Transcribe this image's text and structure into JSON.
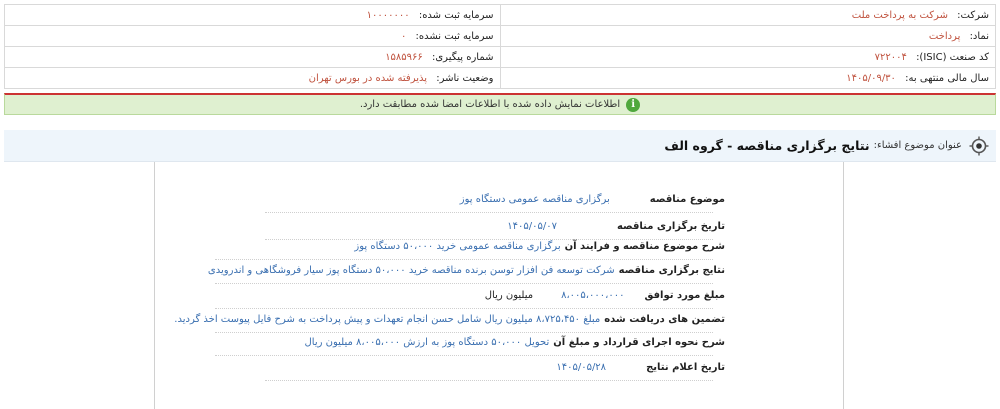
{
  "company_info": {
    "company_label": "شرکت:",
    "company_value": "شرکت به پرداخت ملت",
    "registered_capital_label": "سرمایه ثبت شده:",
    "registered_capital_value": "۱۰۰۰۰۰۰۰",
    "symbol_label": "نماد:",
    "symbol_value": "پرداخت",
    "unregistered_capital_label": "سرمایه ثبت نشده:",
    "unregistered_capital_value": "۰",
    "isic_label": "کد صنعت (ISIC):",
    "isic_value": "۷۲۲۰۰۴",
    "tracking_label": "شماره پیگیری:",
    "tracking_value": "۱۵۸۵۹۶۶",
    "fiscal_year_label": "سال مالی منتهی به:",
    "fiscal_year_value": "۱۴۰۵/۰۹/۳۰",
    "publisher_status_label": "وضعیت ناشر:",
    "publisher_status_value": "پذیرفته شده در بورس تهران"
  },
  "notice": {
    "icon_text": "i",
    "text": "اطلاعات نمایش داده شده با اطلاعات امضا شده مطابقت دارد."
  },
  "subject": {
    "label": "عنوان موضوع افشاء:",
    "title": "نتایج برگزاری مناقصه - گروه الف"
  },
  "details": [
    {
      "label": "موضوع مناقصه",
      "value": "برگزاری مناقصه عمومی دستگاه پوز",
      "unit": ""
    },
    {
      "label": "تاریخ برگزاری مناقصه",
      "value": "۱۴۰۵/۰۵/۰۷",
      "unit": ""
    },
    {
      "label": "شرح موضوع مناقصه و فرایند آن",
      "value": "برگزاری مناقصه عمومی خرید ۵۰،۰۰۰ دستگاه پوز",
      "unit": ""
    },
    {
      "label": "نتایج برگزاری مناقصه",
      "value": "شرکت توسعه فن افزار توسن برنده مناقصه خرید ۵۰،۰۰۰ دستگاه پوز سیار فروشگاهی و اندرویدی",
      "unit": ""
    },
    {
      "label": "مبلغ مورد توافق",
      "value": "۸،۰۰۵،۰۰۰،۰۰۰",
      "unit": "میلیون ریال"
    },
    {
      "label": "تضمین های دریافت شده",
      "value": "مبلغ ۸،۷۲۵،۴۵۰ میلیون ریال شامل حسن انجام تعهدات و پیش پرداخت به شرح فایل پیوست اخذ گردید.",
      "unit": ""
    },
    {
      "label": "شرح نحوه اجرای قرارداد و مبلغ آن",
      "value": "تحویل ۵۰،۰۰۰ دستگاه پوز به ارزش ۸،۰۰۵،۰۰۰ میلیون ریال",
      "unit": ""
    },
    {
      "label": "تاریخ اعلام نتایج",
      "value": "۱۴۰۵/۰۵/۲۸",
      "unit": ""
    }
  ]
}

★ ★ ★ ★ ★

:: PROBLEM STATEMENT ::
Skip the pictures, then retype every line above exactly.

:: EXPECTED OUTPUT ::
Transcribe this image's text and structure into JSON.
{
  "company_info": {
    "company_label": "شرکت:",
    "company_value": "شرکت به پرداخت ملت",
    "registered_capital_label": "سرمایه ثبت شده:",
    "registered_capital_value": "۱۰۰۰۰۰۰۰",
    "symbol_label": "نماد:",
    "symbol_value": "پرداخت",
    "unregistered_capital_label": "سرمایه ثبت نشده:",
    "unregistered_capital_value": "۰",
    "isic_label": "کد صنعت (ISIC):",
    "isic_value": "۷۲۲۰۰۴",
    "tracking_label": "شماره پیگیری:",
    "tracking_value": "۱۵۸۵۹۶۶",
    "fiscal_year_label": "سال مالی منتهی به:",
    "fiscal_year_value": "۱۴۰۵/۰۹/۳۰",
    "publisher_status_label": "وضعیت ناشر:",
    "publisher_status_value": "پذیرفته شده در بورس تهران"
  },
  "notice": {
    "icon_text": "i",
    "text": "اطلاعات نمایش داده شده با اطلاعات امضا شده مطابقت دارد."
  },
  "subject": {
    "label": "عنوان موضوع افشاء:",
    "title": "نتایج برگزاری مناقصه - گروه الف"
  },
  "details": [
    {
      "label": "موضوع مناقصه",
      "value": "برگزاری مناقصه عمومی دستگاه پوز",
      "unit": ""
    },
    {
      "label": "تاریخ برگزاری مناقصه",
      "value": "۱۴۰۵/۰۵/۰۷",
      "unit": ""
    },
    {
      "label": "شرح موضوع مناقصه و فرایند آن",
      "value": "برگزاری مناقصه عمومی خرید ۵۰،۰۰۰ دستگاه پوز",
      "unit": ""
    },
    {
      "label": "نتایج برگزاری مناقصه",
      "value": "شرکت توسعه فن افزار توسن برنده مناقصه خرید ۵۰،۰۰۰ دستگاه پوز سیار فروشگاهی و اندرویدی",
      "unit": ""
    },
    {
      "label": "مبلغ مورد توافق",
      "value": "۸،۰۰۵،۰۰۰،۰۰۰",
      "unit": "میلیون ریال"
    },
    {
      "label": "تضمین های دریافت شده",
      "value": "مبلغ ۸،۷۲۵،۴۵۰ میلیون ریال شامل حسن انجام تعهدات و پیش پرداخت به شرح فایل پیوست اخذ گردید.",
      "unit": ""
    },
    {
      "label": "شرح نحوه اجرای قرارداد و مبلغ آن",
      "value": "تحویل ۵۰،۰۰۰ دستگاه پوز به ارزش ۸،۰۰۵،۰۰۰ میلیون ریال",
      "unit": ""
    },
    {
      "label": "تاریخ اعلام نتایج",
      "value": "۱۴۰۵/۰۵/۲۸",
      "unit": ""
    }
  ]
}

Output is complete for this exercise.